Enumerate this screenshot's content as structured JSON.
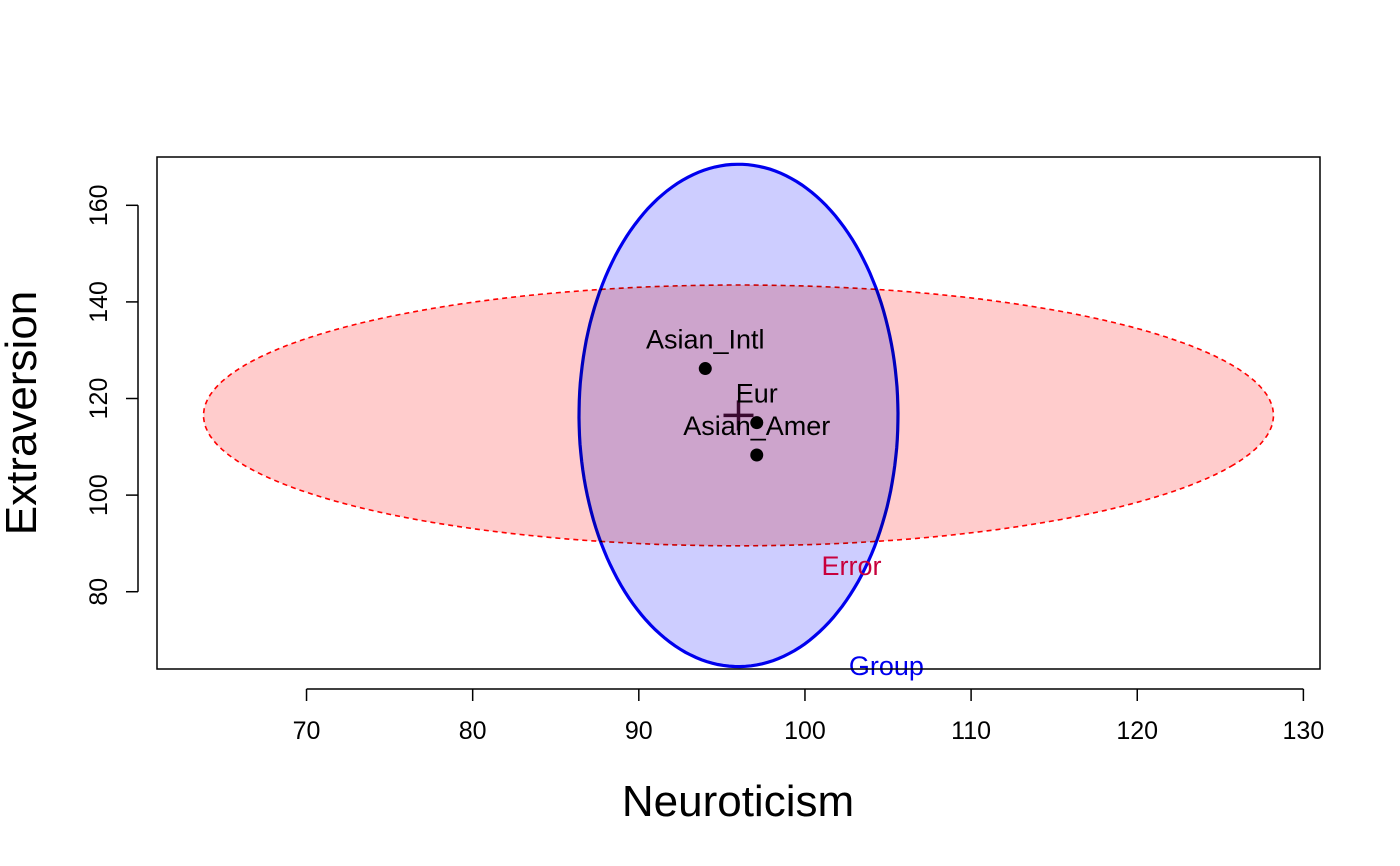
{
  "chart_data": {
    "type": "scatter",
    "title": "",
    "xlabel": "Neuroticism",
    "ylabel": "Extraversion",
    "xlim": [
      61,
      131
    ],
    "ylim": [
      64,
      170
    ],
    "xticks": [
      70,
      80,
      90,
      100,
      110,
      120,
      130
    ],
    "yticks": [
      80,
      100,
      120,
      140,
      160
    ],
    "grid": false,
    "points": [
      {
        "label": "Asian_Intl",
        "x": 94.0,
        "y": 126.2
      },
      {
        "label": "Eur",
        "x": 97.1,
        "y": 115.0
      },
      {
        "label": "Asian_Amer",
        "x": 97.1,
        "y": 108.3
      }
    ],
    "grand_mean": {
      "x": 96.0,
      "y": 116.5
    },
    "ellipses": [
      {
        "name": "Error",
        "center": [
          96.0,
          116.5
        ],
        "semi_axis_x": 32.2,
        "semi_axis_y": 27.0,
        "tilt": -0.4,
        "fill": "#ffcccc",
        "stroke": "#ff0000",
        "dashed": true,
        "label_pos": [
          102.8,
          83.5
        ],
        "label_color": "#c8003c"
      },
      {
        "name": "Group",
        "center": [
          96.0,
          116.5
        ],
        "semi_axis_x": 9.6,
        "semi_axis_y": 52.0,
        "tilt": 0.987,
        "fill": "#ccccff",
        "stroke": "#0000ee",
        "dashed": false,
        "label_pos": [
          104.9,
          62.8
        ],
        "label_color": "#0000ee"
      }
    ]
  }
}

++++++++++++++++++++

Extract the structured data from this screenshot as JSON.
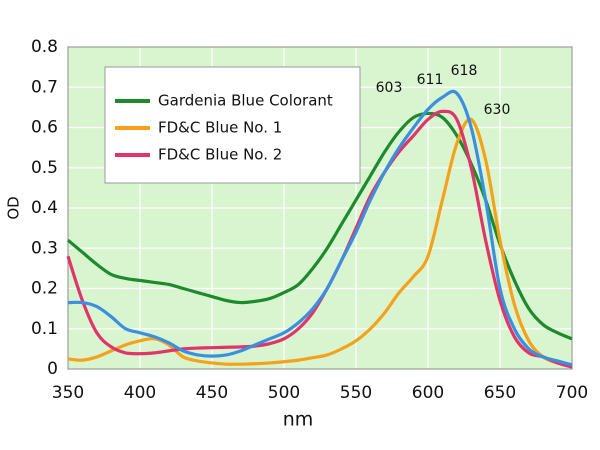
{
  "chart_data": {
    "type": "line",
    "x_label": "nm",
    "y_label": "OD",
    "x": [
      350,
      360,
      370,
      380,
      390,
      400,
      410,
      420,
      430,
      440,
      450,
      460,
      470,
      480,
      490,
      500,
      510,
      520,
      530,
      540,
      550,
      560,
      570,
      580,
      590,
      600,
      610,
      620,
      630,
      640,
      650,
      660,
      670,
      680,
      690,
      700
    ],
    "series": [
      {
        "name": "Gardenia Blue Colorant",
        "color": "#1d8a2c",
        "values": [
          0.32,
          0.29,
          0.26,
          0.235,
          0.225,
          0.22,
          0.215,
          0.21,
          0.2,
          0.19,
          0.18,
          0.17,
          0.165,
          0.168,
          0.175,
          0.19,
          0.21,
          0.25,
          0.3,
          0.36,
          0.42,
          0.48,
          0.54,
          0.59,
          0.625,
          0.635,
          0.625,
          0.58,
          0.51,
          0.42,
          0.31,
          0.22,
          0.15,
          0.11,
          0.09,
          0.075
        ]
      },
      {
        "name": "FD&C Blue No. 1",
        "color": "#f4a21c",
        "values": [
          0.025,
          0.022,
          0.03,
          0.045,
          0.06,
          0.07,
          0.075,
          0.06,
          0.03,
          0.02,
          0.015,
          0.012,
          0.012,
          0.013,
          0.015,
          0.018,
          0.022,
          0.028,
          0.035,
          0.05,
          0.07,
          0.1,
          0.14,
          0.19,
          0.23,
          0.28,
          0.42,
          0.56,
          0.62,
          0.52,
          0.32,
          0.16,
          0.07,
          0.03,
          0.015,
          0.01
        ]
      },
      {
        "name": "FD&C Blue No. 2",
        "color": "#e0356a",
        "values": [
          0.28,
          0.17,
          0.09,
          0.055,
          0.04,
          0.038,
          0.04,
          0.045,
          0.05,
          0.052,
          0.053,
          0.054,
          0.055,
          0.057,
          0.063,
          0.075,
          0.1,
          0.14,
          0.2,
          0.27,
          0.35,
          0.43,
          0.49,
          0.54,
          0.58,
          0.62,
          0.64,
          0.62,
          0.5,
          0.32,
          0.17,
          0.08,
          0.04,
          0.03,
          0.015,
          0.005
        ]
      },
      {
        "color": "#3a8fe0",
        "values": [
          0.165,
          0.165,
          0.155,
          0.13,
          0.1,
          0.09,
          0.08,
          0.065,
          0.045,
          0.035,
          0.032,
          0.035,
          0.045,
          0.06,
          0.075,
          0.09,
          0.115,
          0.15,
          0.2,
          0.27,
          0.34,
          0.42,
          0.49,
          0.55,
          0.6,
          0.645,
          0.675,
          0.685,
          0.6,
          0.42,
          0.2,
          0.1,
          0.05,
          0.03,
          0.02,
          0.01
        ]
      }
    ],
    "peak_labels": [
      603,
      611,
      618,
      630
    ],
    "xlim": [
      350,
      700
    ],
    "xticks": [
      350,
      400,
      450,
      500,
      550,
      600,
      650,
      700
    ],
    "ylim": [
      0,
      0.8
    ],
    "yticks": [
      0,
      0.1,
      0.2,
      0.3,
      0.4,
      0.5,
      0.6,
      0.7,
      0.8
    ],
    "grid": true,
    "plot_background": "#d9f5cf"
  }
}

++++++++++++++++++++

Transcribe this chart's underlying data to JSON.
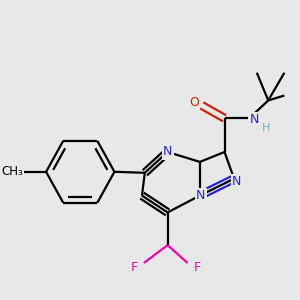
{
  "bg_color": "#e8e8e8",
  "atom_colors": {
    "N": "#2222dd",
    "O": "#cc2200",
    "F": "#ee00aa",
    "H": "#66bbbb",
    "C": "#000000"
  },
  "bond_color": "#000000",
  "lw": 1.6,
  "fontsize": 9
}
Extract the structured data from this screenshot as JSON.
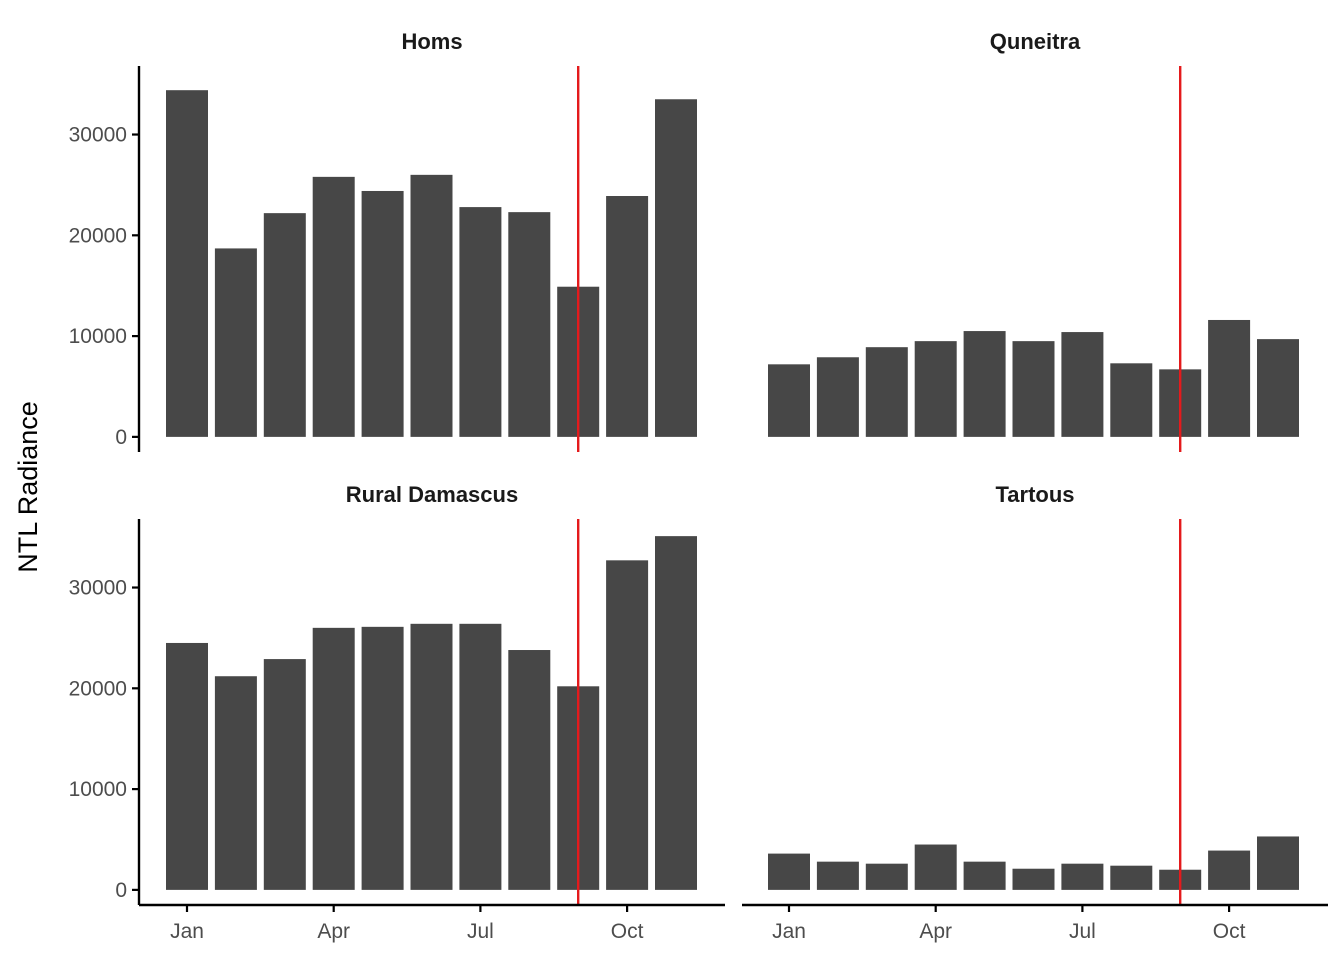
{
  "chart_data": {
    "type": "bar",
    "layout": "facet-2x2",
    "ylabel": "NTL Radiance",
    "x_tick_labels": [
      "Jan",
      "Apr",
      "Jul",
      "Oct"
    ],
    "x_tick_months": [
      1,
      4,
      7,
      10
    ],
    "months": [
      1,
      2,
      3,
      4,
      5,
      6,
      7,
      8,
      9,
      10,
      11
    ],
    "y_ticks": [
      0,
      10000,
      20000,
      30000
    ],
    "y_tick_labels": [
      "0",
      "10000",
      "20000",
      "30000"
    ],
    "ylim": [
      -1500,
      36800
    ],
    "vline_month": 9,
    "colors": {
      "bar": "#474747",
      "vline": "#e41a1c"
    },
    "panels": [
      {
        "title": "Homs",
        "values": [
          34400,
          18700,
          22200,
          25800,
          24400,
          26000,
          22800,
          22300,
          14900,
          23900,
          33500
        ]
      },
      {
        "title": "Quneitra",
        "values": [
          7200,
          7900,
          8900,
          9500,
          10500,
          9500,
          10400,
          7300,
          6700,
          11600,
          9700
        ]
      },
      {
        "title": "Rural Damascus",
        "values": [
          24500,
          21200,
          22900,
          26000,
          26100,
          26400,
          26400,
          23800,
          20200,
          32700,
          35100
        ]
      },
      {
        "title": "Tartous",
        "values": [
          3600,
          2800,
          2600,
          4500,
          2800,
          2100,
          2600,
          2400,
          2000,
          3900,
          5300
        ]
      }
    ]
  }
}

++++++++++++++++++++

Description of the task - Search the data for the string "title" and copy each line where it appears.

Solution below -
    "title": "",
        "title": "Homs",
        "title": "Quneitra",
        "title": "Rural Damascus",
        "title": "Tartous",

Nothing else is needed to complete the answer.